Given information -
===============
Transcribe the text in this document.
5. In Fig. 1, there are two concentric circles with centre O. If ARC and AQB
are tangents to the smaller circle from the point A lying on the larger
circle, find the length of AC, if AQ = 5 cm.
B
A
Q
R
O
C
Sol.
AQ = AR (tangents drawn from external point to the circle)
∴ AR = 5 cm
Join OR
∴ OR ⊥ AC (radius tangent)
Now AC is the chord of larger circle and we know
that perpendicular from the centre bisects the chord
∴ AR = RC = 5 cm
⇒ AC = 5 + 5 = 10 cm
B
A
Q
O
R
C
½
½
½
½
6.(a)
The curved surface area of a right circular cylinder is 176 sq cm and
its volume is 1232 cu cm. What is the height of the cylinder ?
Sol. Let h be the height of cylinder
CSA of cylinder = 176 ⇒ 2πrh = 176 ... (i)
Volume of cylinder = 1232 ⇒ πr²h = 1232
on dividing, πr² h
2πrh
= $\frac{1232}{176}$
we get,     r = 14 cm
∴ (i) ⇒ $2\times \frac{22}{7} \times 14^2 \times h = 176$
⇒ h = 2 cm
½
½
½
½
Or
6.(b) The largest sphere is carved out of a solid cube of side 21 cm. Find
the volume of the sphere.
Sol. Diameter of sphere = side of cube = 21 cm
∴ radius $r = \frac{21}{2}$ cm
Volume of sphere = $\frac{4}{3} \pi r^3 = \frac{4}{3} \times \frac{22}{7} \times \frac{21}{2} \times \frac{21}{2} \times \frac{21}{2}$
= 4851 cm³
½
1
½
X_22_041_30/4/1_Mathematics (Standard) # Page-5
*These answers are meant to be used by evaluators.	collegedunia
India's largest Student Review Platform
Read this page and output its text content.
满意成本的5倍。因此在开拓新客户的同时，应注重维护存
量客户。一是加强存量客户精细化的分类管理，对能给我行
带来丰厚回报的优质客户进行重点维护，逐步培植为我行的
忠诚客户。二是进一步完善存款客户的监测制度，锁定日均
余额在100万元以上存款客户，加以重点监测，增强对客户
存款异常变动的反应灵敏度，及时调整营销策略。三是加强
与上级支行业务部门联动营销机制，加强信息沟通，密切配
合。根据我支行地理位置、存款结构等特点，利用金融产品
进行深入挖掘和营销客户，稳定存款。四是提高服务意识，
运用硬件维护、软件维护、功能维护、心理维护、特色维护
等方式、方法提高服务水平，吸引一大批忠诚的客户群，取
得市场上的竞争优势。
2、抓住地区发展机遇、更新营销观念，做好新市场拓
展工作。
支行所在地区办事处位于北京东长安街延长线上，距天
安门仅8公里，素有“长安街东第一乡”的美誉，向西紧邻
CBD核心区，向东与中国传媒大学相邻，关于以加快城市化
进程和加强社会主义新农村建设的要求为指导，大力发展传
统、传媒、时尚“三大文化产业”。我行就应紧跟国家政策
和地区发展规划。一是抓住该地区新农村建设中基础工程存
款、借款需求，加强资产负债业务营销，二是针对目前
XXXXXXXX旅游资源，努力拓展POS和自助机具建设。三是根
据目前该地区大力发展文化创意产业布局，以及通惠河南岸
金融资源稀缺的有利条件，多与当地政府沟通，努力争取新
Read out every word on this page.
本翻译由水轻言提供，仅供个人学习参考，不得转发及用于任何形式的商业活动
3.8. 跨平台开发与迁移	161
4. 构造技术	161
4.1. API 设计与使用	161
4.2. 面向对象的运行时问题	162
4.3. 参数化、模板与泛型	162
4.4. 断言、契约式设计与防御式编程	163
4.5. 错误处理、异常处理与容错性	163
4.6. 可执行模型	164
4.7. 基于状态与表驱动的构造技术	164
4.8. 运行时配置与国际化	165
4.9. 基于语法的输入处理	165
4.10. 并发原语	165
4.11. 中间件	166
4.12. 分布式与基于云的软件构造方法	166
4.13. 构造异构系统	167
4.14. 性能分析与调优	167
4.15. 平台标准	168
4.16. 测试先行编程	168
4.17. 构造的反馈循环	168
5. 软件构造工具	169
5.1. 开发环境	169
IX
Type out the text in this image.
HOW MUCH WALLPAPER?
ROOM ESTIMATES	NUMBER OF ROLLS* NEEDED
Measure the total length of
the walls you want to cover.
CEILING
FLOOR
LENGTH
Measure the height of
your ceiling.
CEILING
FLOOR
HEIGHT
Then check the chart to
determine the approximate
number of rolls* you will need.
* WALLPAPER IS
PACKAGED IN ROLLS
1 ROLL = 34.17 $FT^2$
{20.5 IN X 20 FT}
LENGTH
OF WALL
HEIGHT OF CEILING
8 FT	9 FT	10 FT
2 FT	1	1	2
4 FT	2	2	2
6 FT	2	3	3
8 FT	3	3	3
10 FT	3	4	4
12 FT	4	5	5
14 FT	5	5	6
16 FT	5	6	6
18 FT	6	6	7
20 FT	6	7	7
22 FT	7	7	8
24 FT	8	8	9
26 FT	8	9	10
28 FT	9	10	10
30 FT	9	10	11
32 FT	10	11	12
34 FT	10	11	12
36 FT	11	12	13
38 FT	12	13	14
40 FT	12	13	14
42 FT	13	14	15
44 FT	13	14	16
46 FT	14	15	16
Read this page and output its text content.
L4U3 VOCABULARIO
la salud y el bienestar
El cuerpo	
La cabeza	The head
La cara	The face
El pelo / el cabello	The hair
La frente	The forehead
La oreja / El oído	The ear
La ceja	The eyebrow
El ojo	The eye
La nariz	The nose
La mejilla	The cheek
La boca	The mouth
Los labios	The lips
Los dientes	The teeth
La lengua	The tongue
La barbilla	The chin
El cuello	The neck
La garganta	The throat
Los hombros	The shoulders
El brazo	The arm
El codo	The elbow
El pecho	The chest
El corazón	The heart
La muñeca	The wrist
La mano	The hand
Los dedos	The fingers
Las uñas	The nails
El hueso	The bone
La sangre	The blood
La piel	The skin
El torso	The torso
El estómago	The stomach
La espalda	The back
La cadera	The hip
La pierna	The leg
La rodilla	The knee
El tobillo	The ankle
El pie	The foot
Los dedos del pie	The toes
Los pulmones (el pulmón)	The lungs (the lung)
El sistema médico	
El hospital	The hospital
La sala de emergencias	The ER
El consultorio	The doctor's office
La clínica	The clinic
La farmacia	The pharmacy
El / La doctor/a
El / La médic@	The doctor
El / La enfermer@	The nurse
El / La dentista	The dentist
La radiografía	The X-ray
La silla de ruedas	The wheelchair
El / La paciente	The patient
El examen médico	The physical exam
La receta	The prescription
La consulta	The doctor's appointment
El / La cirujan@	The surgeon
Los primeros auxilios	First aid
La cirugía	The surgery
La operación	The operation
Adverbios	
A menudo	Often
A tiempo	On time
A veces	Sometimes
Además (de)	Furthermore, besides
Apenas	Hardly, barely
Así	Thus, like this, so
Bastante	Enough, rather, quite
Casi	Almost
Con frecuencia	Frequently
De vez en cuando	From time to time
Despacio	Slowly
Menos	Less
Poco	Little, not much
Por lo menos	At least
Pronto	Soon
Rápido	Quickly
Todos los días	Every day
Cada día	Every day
===============
Problem to solve -
Write out every record shown above, word for word.

Exercise response -
Transcribe the text in this document.
5. In Fig. 1, there are two concentric circles with centre O. If ARC and AQB
are tangents to the smaller circle from the point A lying on the larger
circle, find the length of AC, if AQ = 5 cm.
B
A
Q
R
O
C
Sol.
AQ = AR (tangents drawn from external point to the circle)
∴ AR = 5 cm
Join OR
∴ OR ⊥ AC (radius tangent)
Now AC is the chord of larger circle and we know
that perpendicular from the centre bisects the chord
∴ AR = RC = 5 cm
⇒ AC = 5 + 5 = 10 cm
B
A
Q
O
R
C
½
½
½
½
6.(a)
The curved surface area of a right circular cylinder is 176 sq cm and
its volume is 1232 cu cm. What is the height of the cylinder ?
Sol. Let h be the height of cylinder
CSA of cylinder = 176 ⇒ 2πrh = 176 ... (i)
Volume of cylinder = 1232 ⇒ πr²h = 1232
on dividing, πr² h
2πrh
= $\frac{1232}{176}$
we get,     r = 14 cm
∴ (i) ⇒ $2\times \frac{22}{7} \times 14^2 \times h = 176$
⇒ h = 2 cm
½
½
½
½
Or
6.(b) The largest sphere is carved out of a solid cube of side 21 cm. Find
the volume of the sphere.
Sol. Diameter of sphere = side of cube = 21 cm
∴ radius $r = \frac{21}{2}$ cm
Volume of sphere = $\frac{4}{3} \pi r^3 = \frac{4}{3} \times \frac{22}{7} \times \frac{21}{2} \times \frac{21}{2} \times \frac{21}{2}$
= 4851 cm³
½
1
½
X_22_041_30/4/1_Mathematics (Standard) # Page-5
*These answers are meant to be used by evaluators.	collegedunia
India's largest Student Review Platform
Read this page and output its text content.
满意成本的5倍。因此在开拓新客户的同时，应注重维护存
量客户。一是加强存量客户精细化的分类管理，对能给我行
带来丰厚回报的优质客户进行重点维护，逐步培植为我行的
忠诚客户。二是进一步完善存款客户的监测制度，锁定日均
余额在100万元以上存款客户，加以重点监测，增强对客户
存款异常变动的反应灵敏度，及时调整营销策略。三是加强
与上级支行业务部门联动营销机制，加强信息沟通，密切配
合。根据我支行地理位置、存款结构等特点，利用金融产品
进行深入挖掘和营销客户，稳定存款。四是提高服务意识，
运用硬件维护、软件维护、功能维护、心理维护、特色维护
等方式、方法提高服务水平，吸引一大批忠诚的客户群，取
得市场上的竞争优势。
2、抓住地区发展机遇、更新营销观念，做好新市场拓
展工作。
支行所在地区办事处位于北京东长安街延长线上，距天
安门仅8公里，素有“长安街东第一乡”的美誉，向西紧邻
CBD核心区，向东与中国传媒大学相邻，关于以加快城市化
进程和加强社会主义新农村建设的要求为指导，大力发展传
统、传媒、时尚“三大文化产业”。我行就应紧跟国家政策
和地区发展规划。一是抓住该地区新农村建设中基础工程存
款、借款需求，加强资产负债业务营销，二是针对目前
XXXXXXXX旅游资源，努力拓展POS和自助机具建设。三是根
据目前该地区大力发展文化创意产业布局，以及通惠河南岸
金融资源稀缺的有利条件，多与当地政府沟通，努力争取新
Read out every word on this page.
本翻译由水轻言提供，仅供个人学习参考，不得转发及用于任何形式的商业活动
3.8. 跨平台开发与迁移	161
4. 构造技术	161
4.1. API 设计与使用	161
4.2. 面向对象的运行时问题	162
4.3. 参数化、模板与泛型	162
4.4. 断言、契约式设计与防御式编程	163
4.5. 错误处理、异常处理与容错性	163
4.6. 可执行模型	164
4.7. 基于状态与表驱动的构造技术	164
4.8. 运行时配置与国际化	165
4.9. 基于语法的输入处理	165
4.10. 并发原语	165
4.11. 中间件	166
4.12. 分布式与基于云的软件构造方法	166
4.13. 构造异构系统	167
4.14. 性能分析与调优	167
4.15. 平台标准	168
4.16. 测试先行编程	168
4.17. 构造的反馈循环	168
5. 软件构造工具	169
5.1. 开发环境	169
IX
Type out the text in this image.
HOW MUCH WALLPAPER?
ROOM ESTIMATES	NUMBER OF ROLLS* NEEDED
Measure the total length of
the walls you want to cover.
CEILING
FLOOR
LENGTH
Measure the height of
your ceiling.
CEILING
FLOOR
HEIGHT
Then check the chart to
determine the approximate
number of rolls* you will need.
* WALLPAPER IS
PACKAGED IN ROLLS
1 ROLL = 34.17 $FT^2$
{20.5 IN X 20 FT}
LENGTH
OF WALL
HEIGHT OF CEILING
8 FT	9 FT	10 FT
2 FT	1	1	2
4 FT	2	2	2
6 FT	2	3	3
8 FT	3	3	3
10 FT	3	4	4
12 FT	4	5	5
14 FT	5	5	6
16 FT	5	6	6
18 FT	6	6	7
20 FT	6	7	7
22 FT	7	7	8
24 FT	8	8	9
26 FT	8	9	10
28 FT	9	10	10
30 FT	9	10	11
32 FT	10	11	12
34 FT	10	11	12
36 FT	11	12	13
38 FT	12	13	14
40 FT	12	13	14
42 FT	13	14	15
44 FT	13	14	16
46 FT	14	15	16
Read this page and output its text content.
L4U3 VOCABULARIO
la salud y el bienestar
El cuerpo	
La cabeza	The head
La cara	The face
El pelo / el cabello	The hair
La frente	The forehead
La oreja / El oído	The ear
La ceja	The eyebrow
El ojo	The eye
La nariz	The nose
La mejilla	The cheek
La boca	The mouth
Los labios	The lips
Los dientes	The teeth
La lengua	The tongue
La barbilla	The chin
El cuello	The neck
La garganta	The throat
Los hombros	The shoulders
El brazo	The arm
El codo	The elbow
El pecho	The chest
El corazón	The heart
La muñeca	The wrist
La mano	The hand
Los dedos	The fingers
Las uñas	The nails
El hueso	The bone
La sangre	The blood
La piel	The skin
El torso	The torso
El estómago	The stomach
La espalda	The back
La cadera	The hip
La pierna	The leg
La rodilla	The knee
El tobillo	The ankle
El pie	The foot
Los dedos del pie	The toes
Los pulmones (el pulmón)	The lungs (the lung)
El sistema médico	
El hospital	The hospital
La sala de emergencias	The ER
El consultorio	The doctor's office
La clínica	The clinic
La farmacia	The pharmacy
El / La doctor/a
El / La médic@	The doctor
El / La enfermer@	The nurse
El / La dentista	The dentist
La radiografía	The X-ray
La silla de ruedas	The wheelchair
El / La paciente	The patient
El examen médico	The physical exam
La receta	The prescription
La consulta	The doctor's appointment
El / La cirujan@	The surgeon
Los primeros auxilios	First aid
La cirugía	The surgery
La operación	The operation
Adverbios	
A menudo	Often
A tiempo	On time
A veces	Sometimes
Además (de)	Furthermore, besides
Apenas	Hardly, barely
Así	Thus, like this, so
Bastante	Enough, rather, quite
Casi	Almost
Con frecuencia	Frequently
De vez en cuando	From time to time
Despacio	Slowly
Menos	Less
Poco	Little, not much
Por lo menos	At least
Pronto	Soon
Rápido	Quickly
Todos los días	Every day
Cada día	Every day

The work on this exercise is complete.